■ BRIEF ■
Copy out all lines in the data below containing the string "image".

■ GIVEN DATA ■
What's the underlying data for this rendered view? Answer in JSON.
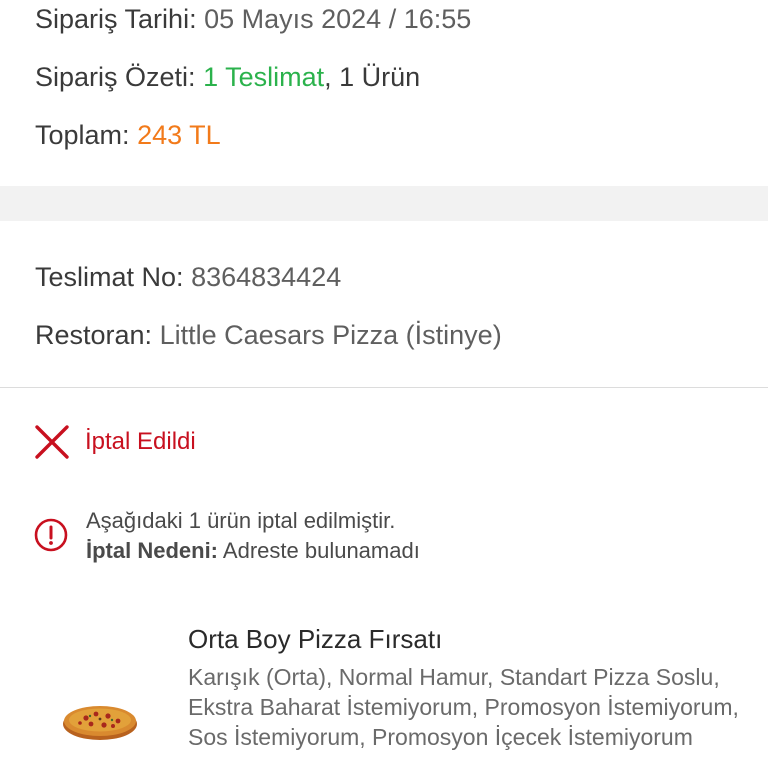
{
  "order": {
    "date_label": "Sipariş Tarihi:",
    "date_value": "05 Mayıs 2024 / 16:55",
    "summary_label": "Sipariş Özeti:",
    "summary_delivery": "1 Teslimat",
    "summary_items": ", 1 Ürün",
    "total_label": "Toplam:",
    "total_value": "243 TL"
  },
  "delivery": {
    "number_label": "Teslimat No:",
    "number_value": "8364834424",
    "restaurant_label": "Restoran:",
    "restaurant_value": "Little Caesars Pizza (İstinye)"
  },
  "status": {
    "icon": "close-icon",
    "text": "İptal Edildi",
    "color": "#c8101f"
  },
  "notice": {
    "icon": "info-icon",
    "message": "Aşağıdaki 1 ürün iptal edilmiştir.",
    "reason_label": "İptal Nedeni:",
    "reason_value": " Adreste bulunamadı"
  },
  "product": {
    "icon": "pizza-image",
    "name": "Orta Boy Pizza Fırsatı",
    "description": "Karışık (Orta), Normal Hamur, Standart Pizza Soslu, Ekstra Baharat İstemiyorum, Promosyon İstemiyorum, Sos İstemiyorum, Promosyon İçecek İstemiyorum"
  },
  "colors": {
    "green": "#2bb24c",
    "orange": "#f27a1a",
    "red": "#c8101f"
  }
}
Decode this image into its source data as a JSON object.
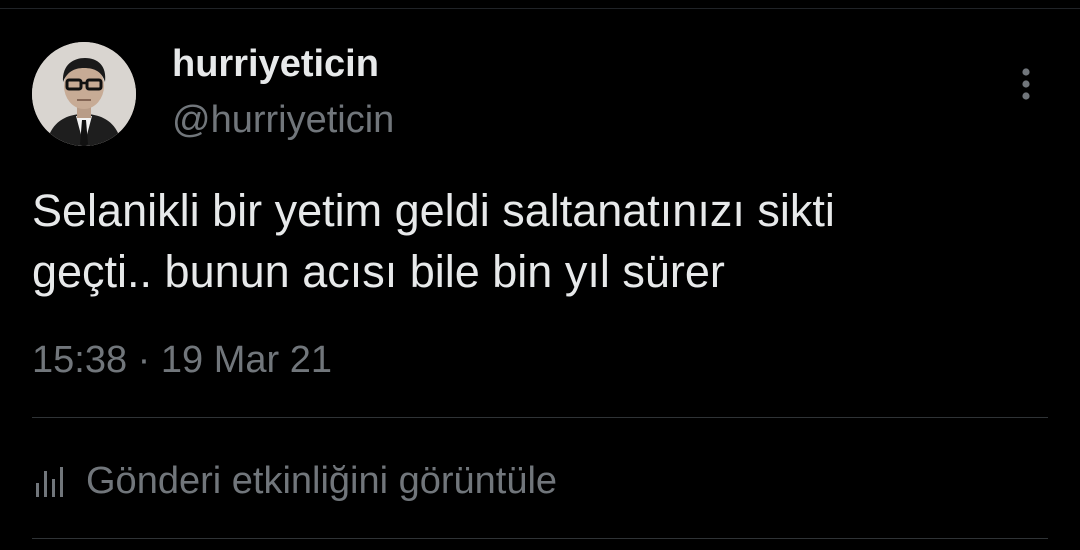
{
  "tweet": {
    "author": {
      "display_name": "hurriyeticin",
      "handle": "@hurriyeticin",
      "avatar_icon": "portrait-photo"
    },
    "text": "Selanikli bir yetim geldi saltanatınızı sikti\ngeçti.. bunun acısı bile bin yıl sürer",
    "time": "15:38",
    "separator": "·",
    "date": "19 Mar 21",
    "more_icon": "more-vertical-icon"
  },
  "activity": {
    "icon": "bar-chart-icon",
    "label": "Gönderi etkinliğini görüntüle"
  },
  "colors": {
    "background": "#000000",
    "primary_text": "#e7e9ea",
    "secondary_text": "#71767b",
    "divider": "#2f3336"
  }
}
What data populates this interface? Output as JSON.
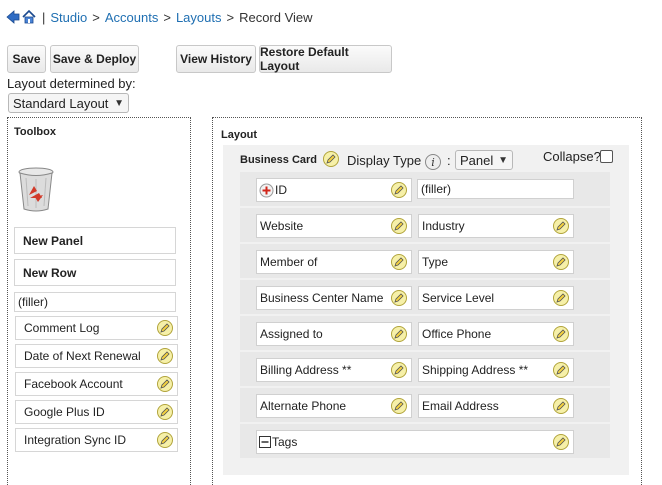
{
  "breadcrumb": {
    "separator_first": "|",
    "items": [
      "Studio",
      "Accounts",
      "Layouts"
    ],
    "current": "Record View",
    "arrow": ">"
  },
  "buttons": {
    "save": "Save",
    "save_deploy": "Save & Deploy",
    "view_history": "View History",
    "restore": "Restore Default Layout"
  },
  "layout_determined_by": {
    "label": "Layout determined by:",
    "selected": "Standard Layout"
  },
  "toolbox": {
    "title": "Toolbox",
    "new_panel": "New Panel",
    "new_row": "New Row",
    "filler": "(filler)",
    "fields": [
      "Comment Log",
      "Date of Next Renewal",
      "Facebook Account",
      "Google Plus ID",
      "Integration Sync ID"
    ]
  },
  "layout": {
    "title": "Layout",
    "panel_name": "Business Card",
    "display_type_label": "Display Type",
    "colon": ":",
    "display_type_value": "Panel",
    "collapse_label": "Collapse?",
    "rows": [
      [
        "ID",
        "(filler)"
      ],
      [
        "Website",
        "Industry"
      ],
      [
        "Member of",
        "Type"
      ],
      [
        "Business Center Name",
        "Service Level"
      ],
      [
        "Assigned to",
        "Office Phone"
      ],
      [
        "Billing Address **",
        "Shipping Address **"
      ],
      [
        "Alternate Phone",
        "Email Address"
      ]
    ],
    "full_row": "Tags"
  },
  "icons": {
    "back": "back-arrow-icon",
    "home": "home-icon",
    "trash": "recycle-bin-icon",
    "edit": "pencil-icon",
    "info": "info-icon",
    "add": "plus-icon",
    "minus": "minus-icon"
  }
}
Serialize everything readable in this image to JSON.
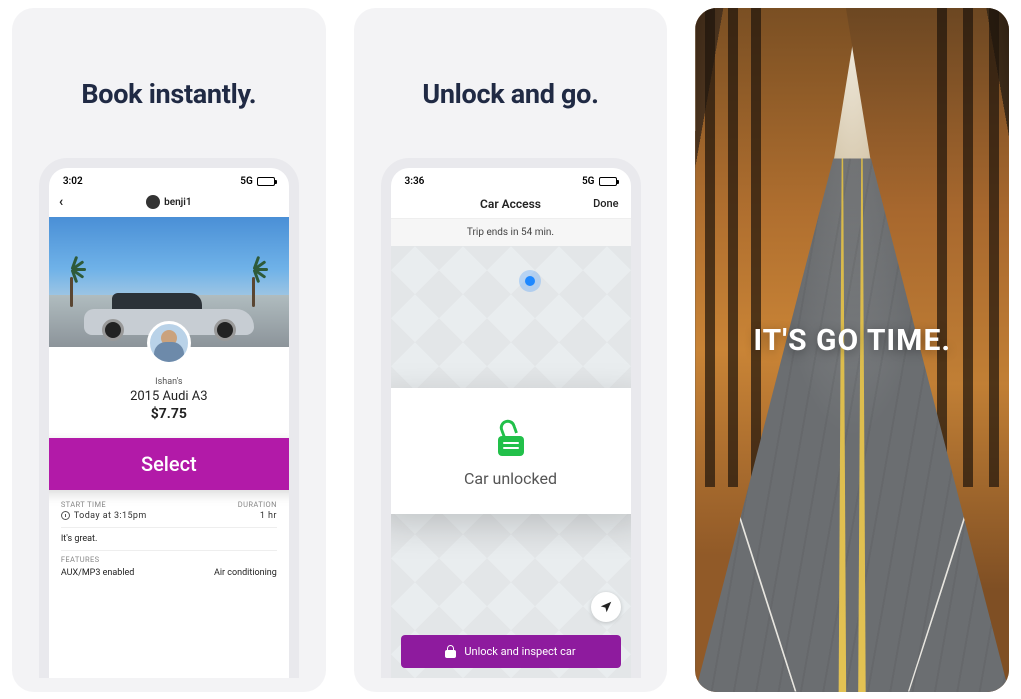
{
  "panels": [
    {
      "headline": "Book instantly."
    },
    {
      "headline": "Unlock and go."
    },
    {
      "overlay": "IT'S GO TIME."
    }
  ],
  "listing": {
    "status_time": "3:02",
    "status_signal": "5G",
    "host_handle": "benji1",
    "owner_name": "Ishan's",
    "car_title": "2015 Audi A3",
    "price": "$7.75",
    "select_label": "Select",
    "start_label": "START TIME",
    "duration_label": "DURATION",
    "start_value": "Today at 3:15pm",
    "duration_value": "1 hr",
    "note": "It's great.",
    "features_label": "FEATURES",
    "feature_1": "AUX/MP3 enabled",
    "feature_2": "Air conditioning"
  },
  "unlock": {
    "status_time": "3:36",
    "status_signal": "5G",
    "nav_title": "Car Access",
    "nav_done": "Done",
    "trip_timer": "Trip ends in 54 min.",
    "toast_text": "Car unlocked",
    "button_label": "Unlock and inspect car"
  }
}
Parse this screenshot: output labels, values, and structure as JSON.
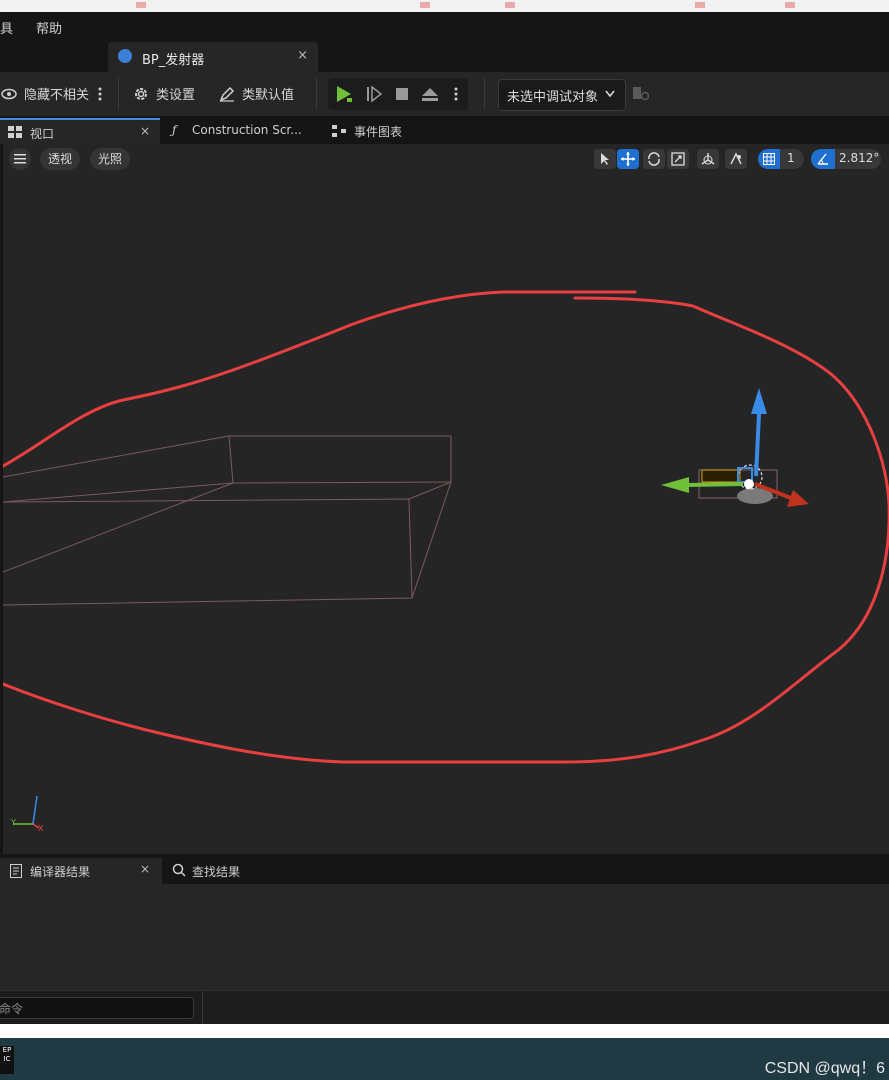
{
  "menu": {
    "items": [
      "具",
      "帮助"
    ]
  },
  "document_tab": {
    "title": "BP_发射器",
    "close": "×"
  },
  "toolbar": {
    "hide_unrelated": "隐藏不相关",
    "class_settings": "类设置",
    "class_defaults": "类默认值",
    "debug_target": "未选中调试对象"
  },
  "panel_tabs": {
    "viewport": "视口",
    "construction": "Construction Scr...",
    "event_graph": "事件图表",
    "close": "×"
  },
  "viewport": {
    "perspective": "透视",
    "lighting": "光照",
    "grid_snap": "1",
    "rotation_snap": "2.812°",
    "axis_y": "Y",
    "axis_x": "X"
  },
  "bottom_tabs": {
    "compiler_results": "编译器结果",
    "find_results": "查找结果",
    "close": "×"
  },
  "command": {
    "placeholder": "命令"
  },
  "watermark": "CSDN @qwq！6",
  "colors": {
    "accent": "#1f6fd0",
    "annotation": "#e84040",
    "play": "#6fbf3a"
  }
}
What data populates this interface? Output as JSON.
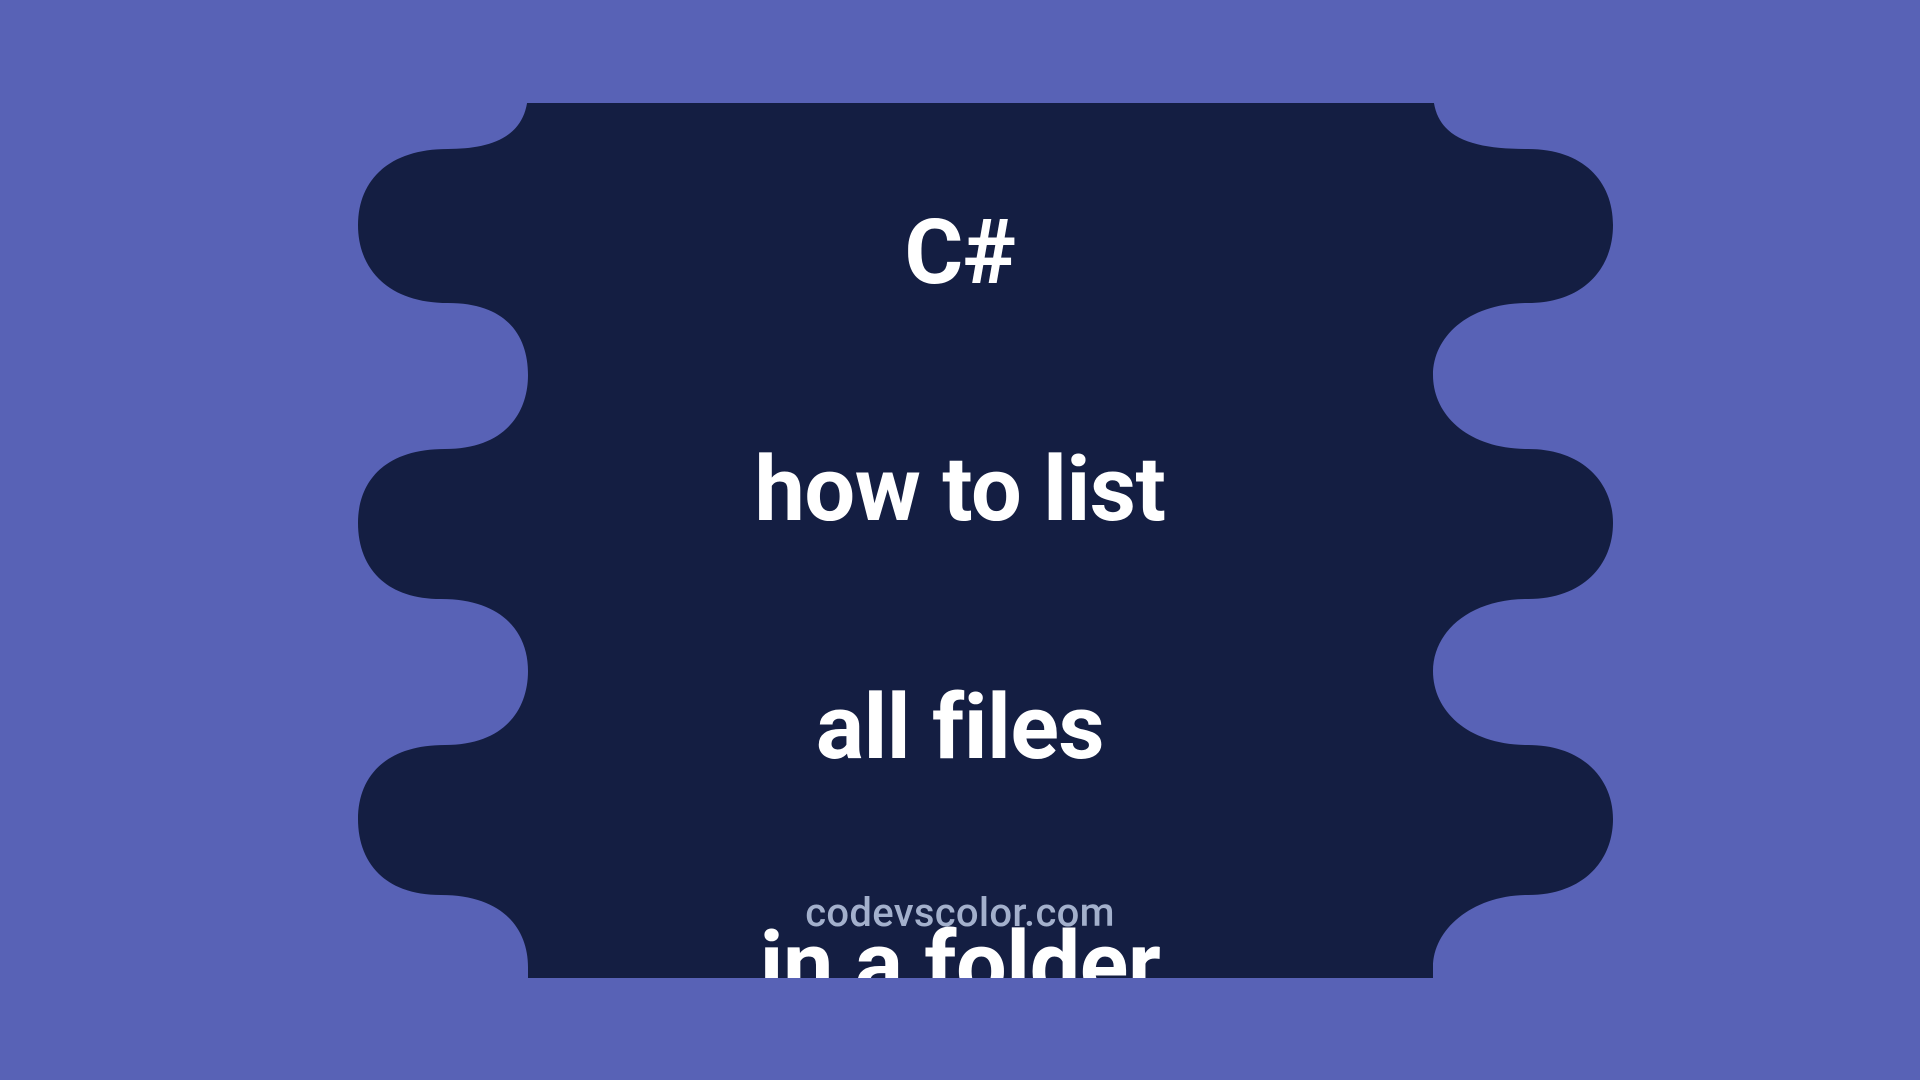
{
  "colors": {
    "bg_light": "#5862b6",
    "bg_dark": "#141e42",
    "text_white": "#ffffff",
    "text_muted": "#a3b0cc"
  },
  "title_lines": [
    "C#",
    "how to list",
    "all files",
    "in a folder"
  ],
  "site": "codevscolor.com"
}
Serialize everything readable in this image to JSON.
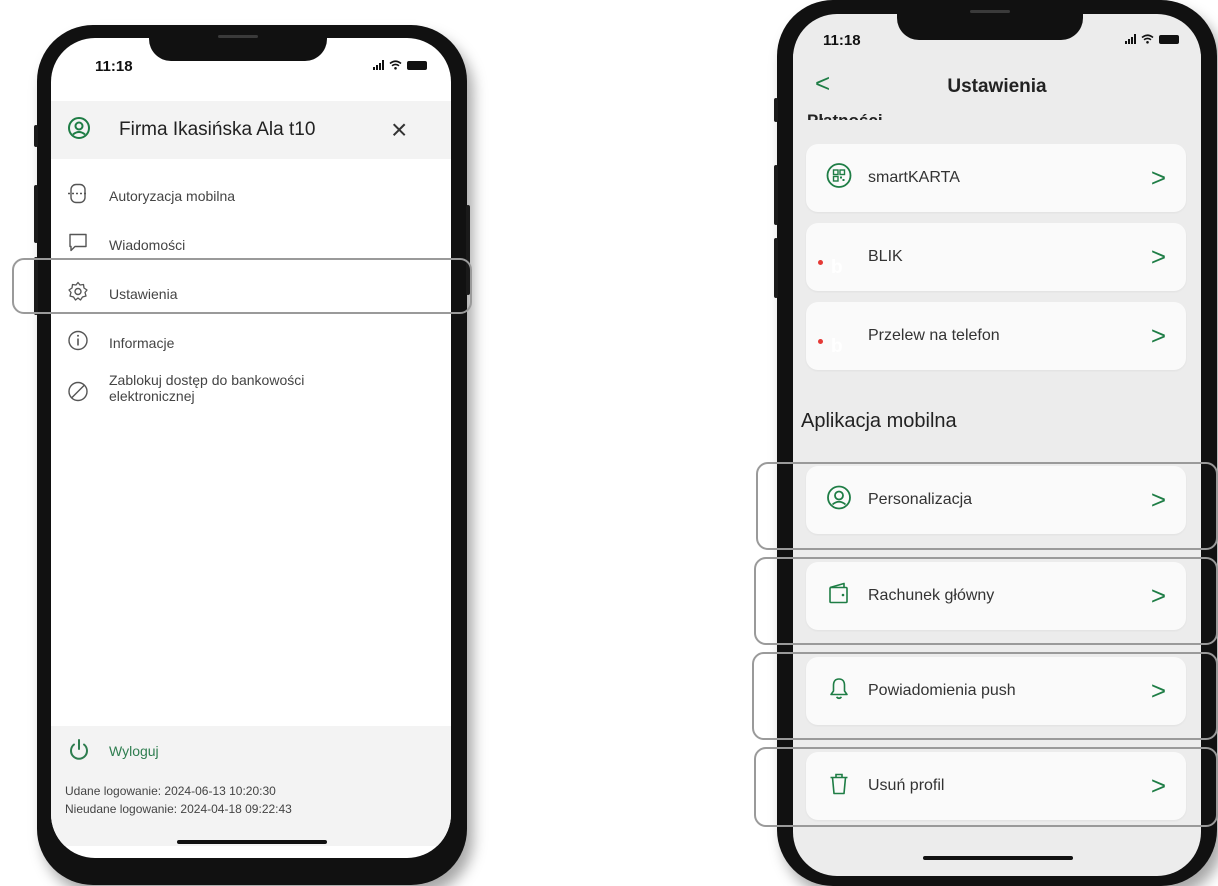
{
  "left_phone": {
    "status": {
      "time": "11:18"
    },
    "menu": {
      "user_name": "Firma Ikasińska Ala t10",
      "close_label": "×",
      "items": [
        {
          "label": "Autoryzacja mobilna",
          "icon": "mobile-auth-icon"
        },
        {
          "label": "Wiadomości",
          "icon": "message-icon"
        },
        {
          "label": "Ustawienia",
          "icon": "gear-icon"
        },
        {
          "label": "Informacje",
          "icon": "info-icon"
        },
        {
          "label_line1": "Zablokuj dostęp do bankowości",
          "label_line2": "elektronicznej",
          "icon": "block-icon"
        }
      ],
      "logout_label": "Wyloguj",
      "last_login_success": "Udane logowanie: 2024-06-13 10:20:30",
      "last_login_failed": "Nieudane logowanie: 2024-04-18 09:22:43"
    }
  },
  "right_phone": {
    "status": {
      "time": "11:18"
    },
    "nav": {
      "title": "Ustawienia",
      "back_label": "<"
    },
    "cut_section_title": "Płatności",
    "payments": [
      {
        "label": "smartKARTA",
        "icon": "qr-card-icon"
      },
      {
        "label": "BLIK",
        "icon": "blik-icon"
      },
      {
        "label": "Przelew na telefon",
        "icon": "blik-icon"
      }
    ],
    "app_section_title": "Aplikacja mobilna",
    "app_items": [
      {
        "label": "Personalizacja",
        "icon": "user-circle-icon"
      },
      {
        "label": "Rachunek główny",
        "icon": "wallet-icon"
      },
      {
        "label": "Powiadomienia push",
        "icon": "bell-icon"
      },
      {
        "label": "Usuń profil",
        "icon": "trash-icon"
      }
    ],
    "chevron": ">"
  },
  "colors": {
    "accent_green": "#1e7d45",
    "logout_green": "#2e7d4f",
    "highlight_gray": "#9a9a9a"
  }
}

■ COMPLETE ANSWER ■
    "icon": "pizza-image",
Decode this image into its source data as a JSON object.
Serialize everything readable in this image to JSON.
Serialize everything readable in this image to JSON.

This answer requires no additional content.